**Instructions to follow**
Select and copy out every line in the records containing "title".

**Material**
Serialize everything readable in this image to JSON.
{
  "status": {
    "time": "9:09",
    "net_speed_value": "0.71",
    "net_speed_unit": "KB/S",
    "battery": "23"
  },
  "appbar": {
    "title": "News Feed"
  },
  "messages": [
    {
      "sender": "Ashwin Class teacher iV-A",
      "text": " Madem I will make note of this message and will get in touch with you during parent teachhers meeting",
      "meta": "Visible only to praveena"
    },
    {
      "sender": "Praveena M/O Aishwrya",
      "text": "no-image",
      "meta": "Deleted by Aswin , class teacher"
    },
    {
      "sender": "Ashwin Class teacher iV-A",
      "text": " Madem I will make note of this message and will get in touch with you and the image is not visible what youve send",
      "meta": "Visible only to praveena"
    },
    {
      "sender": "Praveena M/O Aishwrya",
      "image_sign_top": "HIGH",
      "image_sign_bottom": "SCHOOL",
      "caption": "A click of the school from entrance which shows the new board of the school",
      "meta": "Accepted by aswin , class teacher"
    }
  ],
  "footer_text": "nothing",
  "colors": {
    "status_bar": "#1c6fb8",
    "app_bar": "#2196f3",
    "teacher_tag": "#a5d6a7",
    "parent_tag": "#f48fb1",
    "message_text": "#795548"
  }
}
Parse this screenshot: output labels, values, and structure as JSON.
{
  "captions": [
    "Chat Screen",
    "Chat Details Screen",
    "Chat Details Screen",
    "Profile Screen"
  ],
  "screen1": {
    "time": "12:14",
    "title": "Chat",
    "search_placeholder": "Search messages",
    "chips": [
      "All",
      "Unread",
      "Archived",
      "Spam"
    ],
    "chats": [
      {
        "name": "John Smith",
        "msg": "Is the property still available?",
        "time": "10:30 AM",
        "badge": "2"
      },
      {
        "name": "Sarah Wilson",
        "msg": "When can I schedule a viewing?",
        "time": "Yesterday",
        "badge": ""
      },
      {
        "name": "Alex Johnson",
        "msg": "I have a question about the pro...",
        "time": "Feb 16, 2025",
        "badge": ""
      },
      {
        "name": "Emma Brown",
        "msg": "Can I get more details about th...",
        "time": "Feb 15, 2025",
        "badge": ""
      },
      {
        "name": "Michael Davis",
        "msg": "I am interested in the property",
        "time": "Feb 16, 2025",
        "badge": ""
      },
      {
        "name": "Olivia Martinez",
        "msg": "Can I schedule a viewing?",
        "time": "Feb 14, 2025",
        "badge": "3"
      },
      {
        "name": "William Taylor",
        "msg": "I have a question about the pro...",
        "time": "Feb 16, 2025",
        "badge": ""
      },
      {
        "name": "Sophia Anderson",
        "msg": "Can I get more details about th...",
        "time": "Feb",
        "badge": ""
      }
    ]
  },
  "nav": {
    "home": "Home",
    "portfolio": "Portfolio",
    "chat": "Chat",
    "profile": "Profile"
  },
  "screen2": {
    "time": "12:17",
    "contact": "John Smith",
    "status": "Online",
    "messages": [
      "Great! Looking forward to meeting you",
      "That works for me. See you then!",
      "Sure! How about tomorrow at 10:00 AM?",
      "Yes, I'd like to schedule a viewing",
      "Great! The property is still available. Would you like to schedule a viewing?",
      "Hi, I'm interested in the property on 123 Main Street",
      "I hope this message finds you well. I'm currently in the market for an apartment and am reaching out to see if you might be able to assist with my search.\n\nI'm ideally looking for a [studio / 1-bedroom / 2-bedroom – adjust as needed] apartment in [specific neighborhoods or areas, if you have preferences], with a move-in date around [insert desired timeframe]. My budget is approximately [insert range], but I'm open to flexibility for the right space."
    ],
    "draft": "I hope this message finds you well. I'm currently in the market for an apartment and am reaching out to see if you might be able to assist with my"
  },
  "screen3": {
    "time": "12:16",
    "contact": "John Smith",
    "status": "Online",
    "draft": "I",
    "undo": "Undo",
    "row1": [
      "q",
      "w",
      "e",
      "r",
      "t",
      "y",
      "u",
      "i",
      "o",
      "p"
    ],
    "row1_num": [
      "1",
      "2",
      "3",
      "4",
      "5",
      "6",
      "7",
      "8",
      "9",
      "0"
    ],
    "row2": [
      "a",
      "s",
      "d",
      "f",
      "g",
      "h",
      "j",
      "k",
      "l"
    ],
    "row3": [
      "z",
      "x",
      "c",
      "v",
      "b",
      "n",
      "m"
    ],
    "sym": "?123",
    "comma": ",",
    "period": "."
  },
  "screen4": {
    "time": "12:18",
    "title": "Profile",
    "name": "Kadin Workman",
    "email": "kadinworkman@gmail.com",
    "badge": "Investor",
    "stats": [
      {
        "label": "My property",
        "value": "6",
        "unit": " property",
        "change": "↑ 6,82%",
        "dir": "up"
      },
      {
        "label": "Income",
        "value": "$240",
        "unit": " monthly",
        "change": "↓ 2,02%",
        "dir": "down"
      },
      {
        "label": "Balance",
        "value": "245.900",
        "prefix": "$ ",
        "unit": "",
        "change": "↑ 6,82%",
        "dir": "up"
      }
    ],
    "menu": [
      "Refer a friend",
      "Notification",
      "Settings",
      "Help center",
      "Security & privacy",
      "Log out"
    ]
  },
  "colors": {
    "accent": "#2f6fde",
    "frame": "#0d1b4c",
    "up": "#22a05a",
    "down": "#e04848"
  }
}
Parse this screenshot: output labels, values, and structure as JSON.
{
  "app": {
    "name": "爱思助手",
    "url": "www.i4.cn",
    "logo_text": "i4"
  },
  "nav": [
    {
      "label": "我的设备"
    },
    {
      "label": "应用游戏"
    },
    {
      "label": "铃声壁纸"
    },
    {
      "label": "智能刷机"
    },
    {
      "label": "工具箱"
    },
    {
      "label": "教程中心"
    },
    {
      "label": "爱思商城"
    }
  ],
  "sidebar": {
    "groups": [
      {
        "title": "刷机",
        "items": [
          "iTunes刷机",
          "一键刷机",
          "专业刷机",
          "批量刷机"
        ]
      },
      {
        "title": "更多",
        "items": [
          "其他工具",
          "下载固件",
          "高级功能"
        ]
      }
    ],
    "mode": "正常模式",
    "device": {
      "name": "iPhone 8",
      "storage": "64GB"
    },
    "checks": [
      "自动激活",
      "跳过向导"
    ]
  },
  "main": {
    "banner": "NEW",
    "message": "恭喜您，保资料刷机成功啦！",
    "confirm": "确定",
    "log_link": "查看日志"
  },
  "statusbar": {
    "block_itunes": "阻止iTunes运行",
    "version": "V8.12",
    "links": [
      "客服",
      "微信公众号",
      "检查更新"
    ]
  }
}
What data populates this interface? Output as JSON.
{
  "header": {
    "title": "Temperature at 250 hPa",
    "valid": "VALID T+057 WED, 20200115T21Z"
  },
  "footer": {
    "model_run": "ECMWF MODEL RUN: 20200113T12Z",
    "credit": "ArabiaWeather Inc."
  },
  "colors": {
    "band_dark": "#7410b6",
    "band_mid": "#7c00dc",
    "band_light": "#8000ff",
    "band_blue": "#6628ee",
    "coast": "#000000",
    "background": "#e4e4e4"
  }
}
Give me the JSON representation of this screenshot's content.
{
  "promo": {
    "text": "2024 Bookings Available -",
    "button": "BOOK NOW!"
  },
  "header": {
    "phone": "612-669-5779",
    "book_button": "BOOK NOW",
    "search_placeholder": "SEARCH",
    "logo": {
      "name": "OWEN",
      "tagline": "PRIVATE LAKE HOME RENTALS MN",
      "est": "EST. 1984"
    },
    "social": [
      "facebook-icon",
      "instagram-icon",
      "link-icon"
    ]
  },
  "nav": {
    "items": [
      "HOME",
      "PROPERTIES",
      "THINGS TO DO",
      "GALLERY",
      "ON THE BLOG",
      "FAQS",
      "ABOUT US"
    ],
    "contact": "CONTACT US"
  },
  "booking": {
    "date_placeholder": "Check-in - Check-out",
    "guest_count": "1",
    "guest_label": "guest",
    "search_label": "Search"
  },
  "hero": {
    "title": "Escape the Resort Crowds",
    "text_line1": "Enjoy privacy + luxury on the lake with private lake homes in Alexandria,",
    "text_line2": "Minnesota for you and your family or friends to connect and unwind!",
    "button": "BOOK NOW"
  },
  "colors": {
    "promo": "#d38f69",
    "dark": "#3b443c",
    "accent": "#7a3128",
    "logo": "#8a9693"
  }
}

**Answer to the exercise**
    "title": "News Feed"
    "title": "Chat",
    "title": "Profile",
        "title": "刷机",
        "title": "更多",
    "title": "Temperature at 250 hPa",
    "title": "Escape the Resort Crowds",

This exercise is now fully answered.